*Requirements*
Using the listing below, copy every line that mentions "month".
----- Supplied records -----
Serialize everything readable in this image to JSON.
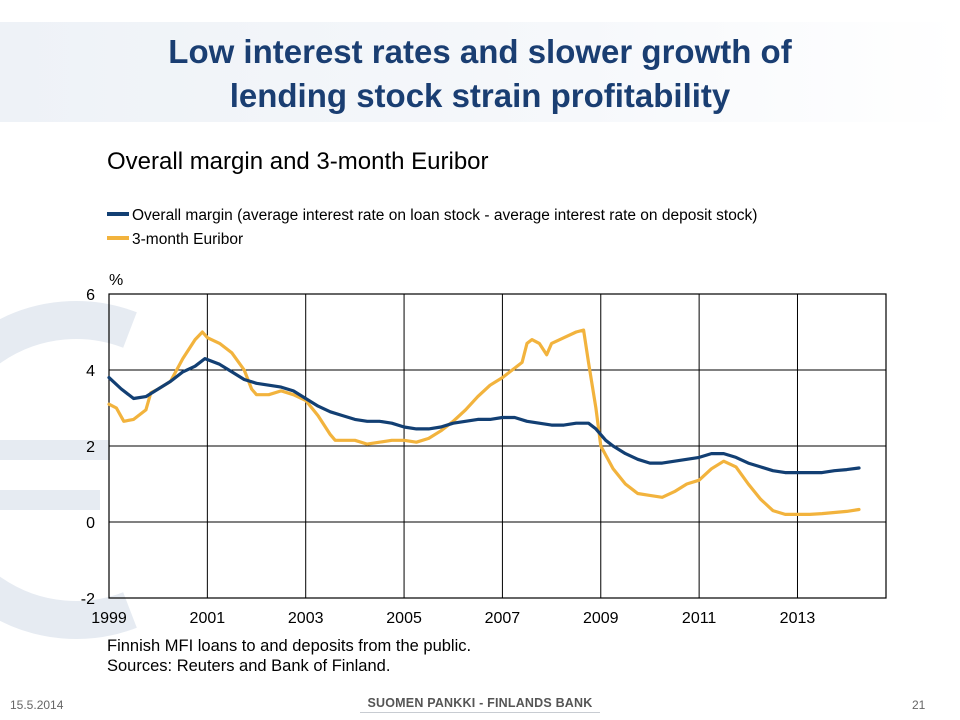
{
  "slide": {
    "title_line1": "Low interest rates and slower growth of",
    "title_line2": "lending stock strain profitability",
    "footer_date": "15.5.2014",
    "footer_brand": "SUOMEN PANKKI - FINLANDS BANK",
    "page_number": "21",
    "note_line1": "Finnish MFI loans to and deposits from the public.",
    "note_line2": "Sources: Reuters and Bank of Finland."
  },
  "colors": {
    "title": "#1a3e72",
    "series_margin": "#123f73",
    "series_euribor": "#f2b33d"
  },
  "chart_data": {
    "type": "line",
    "title": "Overall margin and 3-month Euribor",
    "ylabel": "%",
    "ylim": [
      -2,
      6
    ],
    "xlim": [
      1999.0,
      2014.8
    ],
    "yticks": [
      "6",
      "4",
      "2",
      "0",
      "-2"
    ],
    "xticks": [
      "1999",
      "2001",
      "2003",
      "2005",
      "2007",
      "2009",
      "2011",
      "2013"
    ],
    "grid": true,
    "legend_position": "top-left",
    "series": [
      {
        "name": "Overall margin (average interest rate on loan stock - average interest rate on deposit stock)",
        "color": "#123f73",
        "x": [
          1999.0,
          1999.25,
          1999.5,
          1999.75,
          2000.0,
          2000.25,
          2000.5,
          2000.75,
          2000.95,
          2001.25,
          2001.5,
          2001.75,
          2002.0,
          2002.25,
          2002.5,
          2002.75,
          2003.0,
          2003.25,
          2003.5,
          2003.75,
          2004.0,
          2004.25,
          2004.5,
          2004.75,
          2005.0,
          2005.25,
          2005.5,
          2005.75,
          2006.0,
          2006.25,
          2006.5,
          2006.75,
          2007.0,
          2007.25,
          2007.5,
          2007.75,
          2008.0,
          2008.25,
          2008.5,
          2008.75,
          2008.9,
          2009.1,
          2009.25,
          2009.5,
          2009.75,
          2010.0,
          2010.25,
          2010.5,
          2010.75,
          2011.0,
          2011.25,
          2011.5,
          2011.75,
          2012.0,
          2012.25,
          2012.5,
          2012.75,
          2013.0,
          2013.25,
          2013.5,
          2013.75,
          2014.0,
          2014.25
        ],
        "y": [
          3.8,
          3.5,
          3.25,
          3.3,
          3.5,
          3.7,
          3.95,
          4.1,
          4.3,
          4.15,
          3.95,
          3.75,
          3.65,
          3.6,
          3.55,
          3.45,
          3.25,
          3.05,
          2.9,
          2.8,
          2.7,
          2.65,
          2.65,
          2.6,
          2.5,
          2.45,
          2.45,
          2.5,
          2.6,
          2.65,
          2.7,
          2.7,
          2.75,
          2.75,
          2.65,
          2.6,
          2.55,
          2.55,
          2.6,
          2.6,
          2.45,
          2.15,
          2.0,
          1.8,
          1.65,
          1.55,
          1.55,
          1.6,
          1.65,
          1.7,
          1.8,
          1.8,
          1.7,
          1.55,
          1.45,
          1.35,
          1.3,
          1.3,
          1.3,
          1.3,
          1.35,
          1.38,
          1.42
        ]
      },
      {
        "name": "3-month Euribor",
        "color": "#f2b33d",
        "x": [
          1999.0,
          1999.15,
          1999.3,
          1999.5,
          1999.75,
          1999.85,
          2000.0,
          2000.25,
          2000.5,
          2000.75,
          2000.9,
          2001.0,
          2001.25,
          2001.5,
          2001.75,
          2001.9,
          2002.0,
          2002.25,
          2002.5,
          2002.75,
          2003.0,
          2003.25,
          2003.5,
          2003.6,
          2003.75,
          2004.0,
          2004.25,
          2004.5,
          2004.75,
          2005.0,
          2005.25,
          2005.5,
          2005.75,
          2006.0,
          2006.25,
          2006.5,
          2006.75,
          2007.0,
          2007.25,
          2007.4,
          2007.5,
          2007.6,
          2007.75,
          2007.9,
          2008.0,
          2008.25,
          2008.5,
          2008.65,
          2008.75,
          2008.9,
          2009.0,
          2009.25,
          2009.5,
          2009.75,
          2010.0,
          2010.25,
          2010.5,
          2010.75,
          2011.0,
          2011.25,
          2011.5,
          2011.75,
          2012.0,
          2012.25,
          2012.5,
          2012.75,
          2013.0,
          2013.25,
          2013.5,
          2013.75,
          2014.0,
          2014.25
        ],
        "y": [
          3.1,
          3.0,
          2.65,
          2.7,
          2.95,
          3.4,
          3.5,
          3.7,
          4.3,
          4.8,
          5.0,
          4.85,
          4.7,
          4.45,
          4.0,
          3.5,
          3.35,
          3.35,
          3.45,
          3.35,
          3.2,
          2.8,
          2.3,
          2.15,
          2.15,
          2.15,
          2.05,
          2.1,
          2.15,
          2.15,
          2.1,
          2.2,
          2.4,
          2.65,
          2.95,
          3.3,
          3.6,
          3.8,
          4.05,
          4.2,
          4.7,
          4.8,
          4.7,
          4.4,
          4.7,
          4.85,
          5.0,
          5.05,
          4.2,
          3.0,
          2.0,
          1.4,
          1.0,
          0.75,
          0.7,
          0.65,
          0.8,
          1.0,
          1.1,
          1.4,
          1.6,
          1.45,
          1.0,
          0.6,
          0.3,
          0.2,
          0.2,
          0.2,
          0.22,
          0.25,
          0.28,
          0.33
        ]
      }
    ]
  }
}
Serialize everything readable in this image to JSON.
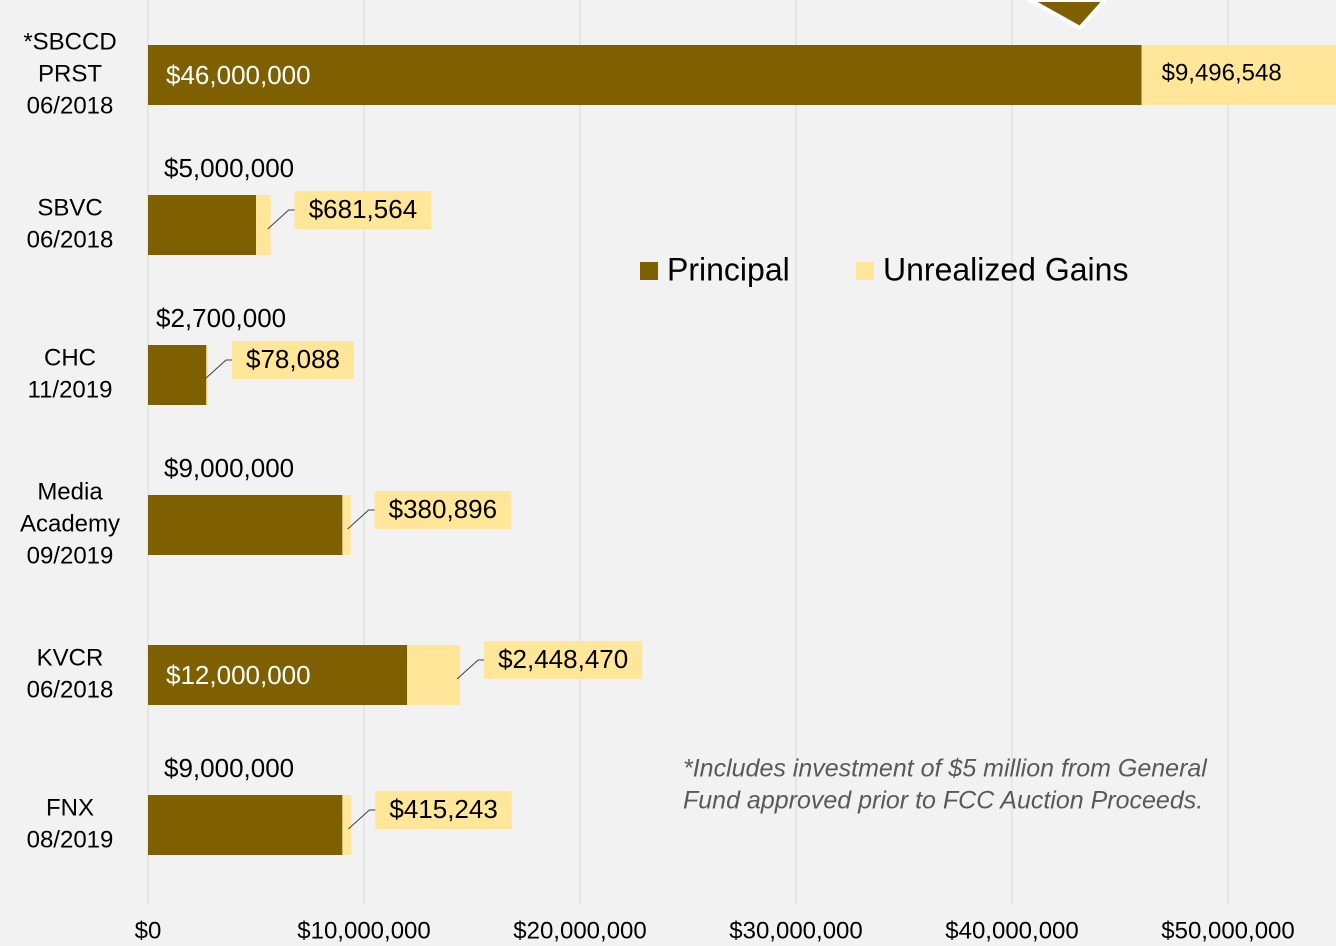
{
  "chart_data": {
    "type": "stacked-bar-horizontal",
    "categories": [
      [
        "*SBCCD",
        "PRST",
        "06/2018"
      ],
      [
        "SBVC",
        "06/2018"
      ],
      [
        "CHC",
        "11/2019"
      ],
      [
        "Media",
        "Academy",
        "09/2019"
      ],
      [
        "KVCR",
        "06/2018"
      ],
      [
        "FNX",
        "08/2019"
      ]
    ],
    "series": [
      {
        "name": "Principal",
        "color": "#7f6000",
        "values": [
          46000000,
          5000000,
          2700000,
          9000000,
          12000000,
          9000000
        ],
        "value_labels": [
          "$46,000,000",
          "$5,000,000",
          "$2,700,000",
          "$9,000,000",
          "$12,000,000",
          "$9,000,000"
        ]
      },
      {
        "name": "Unrealized Gains",
        "color": "#ffe699",
        "values": [
          9496548,
          681564,
          78088,
          380896,
          2448470,
          415243
        ],
        "value_labels": [
          "$9,496,548",
          "$681,564",
          "$78,088",
          "$380,896",
          "$2,448,470",
          "$415,243"
        ]
      }
    ],
    "xlim": [
      0,
      55000000
    ],
    "xticks": [
      {
        "value": 0,
        "label": "$0"
      },
      {
        "value": 10000000,
        "label": "$10,000,000"
      },
      {
        "value": 20000000,
        "label": "$20,000,000"
      },
      {
        "value": 30000000,
        "label": "$30,000,000"
      },
      {
        "value": 40000000,
        "label": "$40,000,000"
      },
      {
        "value": 50000000,
        "label": "$50,000,000"
      }
    ],
    "grid": true,
    "note": [
      "*Includes  investment of $5 million from General",
      "Fund approved prior to FCC Auction Proceeds."
    ]
  }
}
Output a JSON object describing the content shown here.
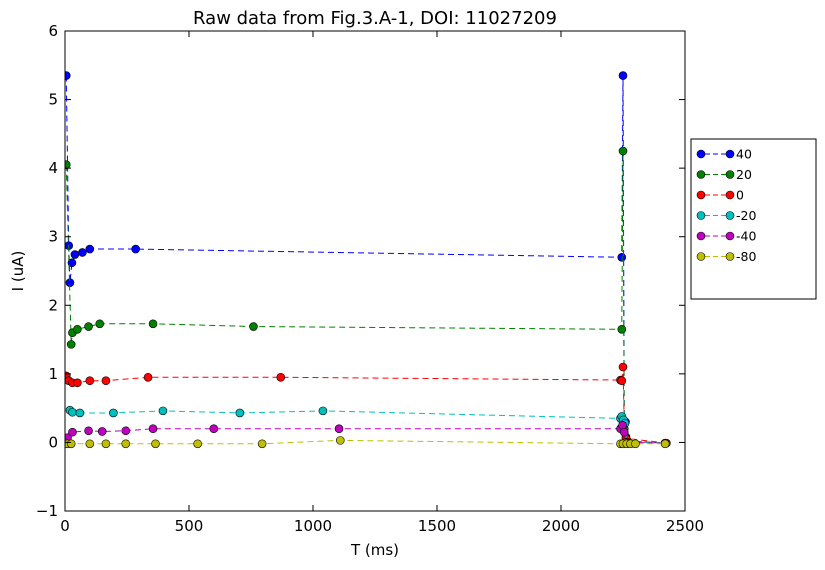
{
  "chart_data": {
    "type": "line",
    "title": "Raw data from Fig.3.A-1, DOI: 11027209",
    "xlabel": "T (ms)",
    "ylabel": "I (uA)",
    "xlim": [
      0,
      2500
    ],
    "ylim": [
      -1,
      6
    ],
    "x_ticks": [
      "0",
      "500",
      "1000",
      "1500",
      "2000",
      "2500"
    ],
    "y_ticks": [
      "−1",
      "0",
      "1",
      "2",
      "3",
      "4",
      "5",
      "6"
    ],
    "grid": false,
    "legend_placement": "right, outside plot",
    "line_style": "dashed with circle markers",
    "series": [
      {
        "name": "40",
        "color": "#0000ff",
        "points": [
          [
            5,
            5.35
          ],
          [
            15,
            2.87
          ],
          [
            20,
            2.33
          ],
          [
            28,
            2.62
          ],
          [
            40,
            2.74
          ],
          [
            70,
            2.77
          ],
          [
            100,
            2.82
          ],
          [
            285,
            2.82
          ],
          [
            2245,
            2.7
          ],
          [
            2250,
            5.35
          ],
          [
            2255,
            0.3
          ],
          [
            2260,
            0.3
          ],
          [
            2265,
            0.02
          ],
          [
            2420,
            -0.01
          ]
        ]
      },
      {
        "name": "20",
        "color": "#008000",
        "points": [
          [
            5,
            4.05
          ],
          [
            25,
            1.43
          ],
          [
            30,
            1.6
          ],
          [
            50,
            1.65
          ],
          [
            95,
            1.69
          ],
          [
            140,
            1.73
          ],
          [
            355,
            1.73
          ],
          [
            760,
            1.69
          ],
          [
            2245,
            1.65
          ],
          [
            2250,
            4.25
          ],
          [
            2255,
            0.2
          ],
          [
            2262,
            0.08
          ],
          [
            2268,
            0.02
          ],
          [
            2420,
            -0.01
          ]
        ]
      },
      {
        "name": "0",
        "color": "#ff0000",
        "points": [
          [
            5,
            0.97
          ],
          [
            15,
            0.9
          ],
          [
            30,
            0.87
          ],
          [
            50,
            0.87
          ],
          [
            100,
            0.9
          ],
          [
            165,
            0.9
          ],
          [
            335,
            0.95
          ],
          [
            870,
            0.95
          ],
          [
            2240,
            0.91
          ],
          [
            2245,
            0.9
          ],
          [
            2250,
            1.1
          ],
          [
            2255,
            0.28
          ],
          [
            2262,
            0.06
          ],
          [
            2425,
            -0.01
          ]
        ]
      },
      {
        "name": "-20",
        "color": "#00bfbf",
        "points": [
          [
            20,
            0.47
          ],
          [
            30,
            0.44
          ],
          [
            60,
            0.43
          ],
          [
            195,
            0.43
          ],
          [
            395,
            0.46
          ],
          [
            705,
            0.43
          ],
          [
            1040,
            0.46
          ],
          [
            2240,
            0.35
          ],
          [
            2245,
            0.38
          ],
          [
            2252,
            0.33
          ],
          [
            2258,
            0.28
          ],
          [
            2265,
            0.0
          ],
          [
            2420,
            -0.01
          ]
        ]
      },
      {
        "name": "-40",
        "color": "#bf00bf",
        "points": [
          [
            10,
            0.07
          ],
          [
            30,
            0.15
          ],
          [
            95,
            0.17
          ],
          [
            150,
            0.16
          ],
          [
            245,
            0.17
          ],
          [
            355,
            0.2
          ],
          [
            600,
            0.2
          ],
          [
            1105,
            0.2
          ],
          [
            2240,
            0.2
          ],
          [
            2248,
            0.25
          ],
          [
            2255,
            0.15
          ],
          [
            2260,
            0.0
          ],
          [
            2420,
            -0.01
          ]
        ]
      },
      {
        "name": "-80",
        "color": "#bfbf00",
        "points": [
          [
            10,
            -0.02
          ],
          [
            25,
            -0.02
          ],
          [
            100,
            -0.02
          ],
          [
            165,
            -0.02
          ],
          [
            245,
            -0.02
          ],
          [
            365,
            -0.02
          ],
          [
            535,
            -0.02
          ],
          [
            795,
            -0.02
          ],
          [
            1110,
            0.03
          ],
          [
            2240,
            -0.02
          ],
          [
            2250,
            -0.02
          ],
          [
            2265,
            -0.02
          ],
          [
            2280,
            -0.02
          ],
          [
            2300,
            -0.02
          ],
          [
            2420,
            -0.02
          ]
        ]
      }
    ]
  }
}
-----
*Worked answer*
    "title": "Overall margin and 3-month Euribor",
        "name": "3-month Euribor",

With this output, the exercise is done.